__STATED GOAL__:
Copy down all of the data underneath, exactly as shown.

__Records from a data source__:
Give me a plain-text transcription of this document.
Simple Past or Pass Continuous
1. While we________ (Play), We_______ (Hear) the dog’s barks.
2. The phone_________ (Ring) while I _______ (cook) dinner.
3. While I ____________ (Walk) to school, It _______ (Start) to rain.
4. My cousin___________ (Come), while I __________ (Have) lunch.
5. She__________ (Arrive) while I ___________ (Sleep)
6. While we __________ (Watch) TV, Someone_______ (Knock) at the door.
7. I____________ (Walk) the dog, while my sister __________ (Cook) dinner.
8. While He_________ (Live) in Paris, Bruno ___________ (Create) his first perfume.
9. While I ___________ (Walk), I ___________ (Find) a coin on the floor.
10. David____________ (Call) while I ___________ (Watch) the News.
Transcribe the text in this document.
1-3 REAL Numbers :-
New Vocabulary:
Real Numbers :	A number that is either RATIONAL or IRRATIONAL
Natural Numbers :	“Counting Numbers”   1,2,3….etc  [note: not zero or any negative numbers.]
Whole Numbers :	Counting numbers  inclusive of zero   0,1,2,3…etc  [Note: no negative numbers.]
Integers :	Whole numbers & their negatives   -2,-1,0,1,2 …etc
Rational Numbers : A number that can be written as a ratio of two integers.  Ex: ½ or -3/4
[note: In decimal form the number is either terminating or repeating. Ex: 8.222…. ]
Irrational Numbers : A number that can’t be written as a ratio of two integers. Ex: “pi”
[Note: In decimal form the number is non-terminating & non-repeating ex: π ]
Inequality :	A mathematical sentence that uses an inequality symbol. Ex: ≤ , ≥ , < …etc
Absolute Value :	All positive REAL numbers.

__EXPECTED OUTPUT__:
Give me a plain-text transcription of this document.
Simple Past or Pass Continuous
1. While we________ (Play), We_______ (Hear) the dog’s barks.
2. The phone_________ (Ring) while I _______ (cook) dinner.
3. While I ____________ (Walk) to school, It _______ (Start) to rain.
4. My cousin___________ (Come), while I __________ (Have) lunch.
5. She__________ (Arrive) while I ___________ (Sleep)
6. While we __________ (Watch) TV, Someone_______ (Knock) at the door.
7. I____________ (Walk) the dog, while my sister __________ (Cook) dinner.
8. While He_________ (Live) in Paris, Bruno ___________ (Create) his first perfume.
9. While I ___________ (Walk), I ___________ (Find) a coin on the floor.
10. David____________ (Call) while I ___________ (Watch) the News.
Transcribe the text in this document.
1-3 REAL Numbers :-
New Vocabulary:
Real Numbers :	A number that is either RATIONAL or IRRATIONAL
Natural Numbers :	“Counting Numbers”   1,2,3….etc  [note: not zero or any negative numbers.]
Whole Numbers :	Counting numbers  inclusive of zero   0,1,2,3…etc  [Note: no negative numbers.]
Integers :	Whole numbers & their negatives   -2,-1,0,1,2 …etc
Rational Numbers : A number that can be written as a ratio of two integers.  Ex: ½ or -3/4
[note: In decimal form the number is either terminating or repeating. Ex: 8.222…. ]
Irrational Numbers : A number that can’t be written as a ratio of two integers. Ex: “pi”
[Note: In decimal form the number is non-terminating & non-repeating ex: π ]
Inequality :	A mathematical sentence that uses an inequality symbol. Ex: ≤ , ≥ , < …etc
Absolute Value :	All positive REAL numbers.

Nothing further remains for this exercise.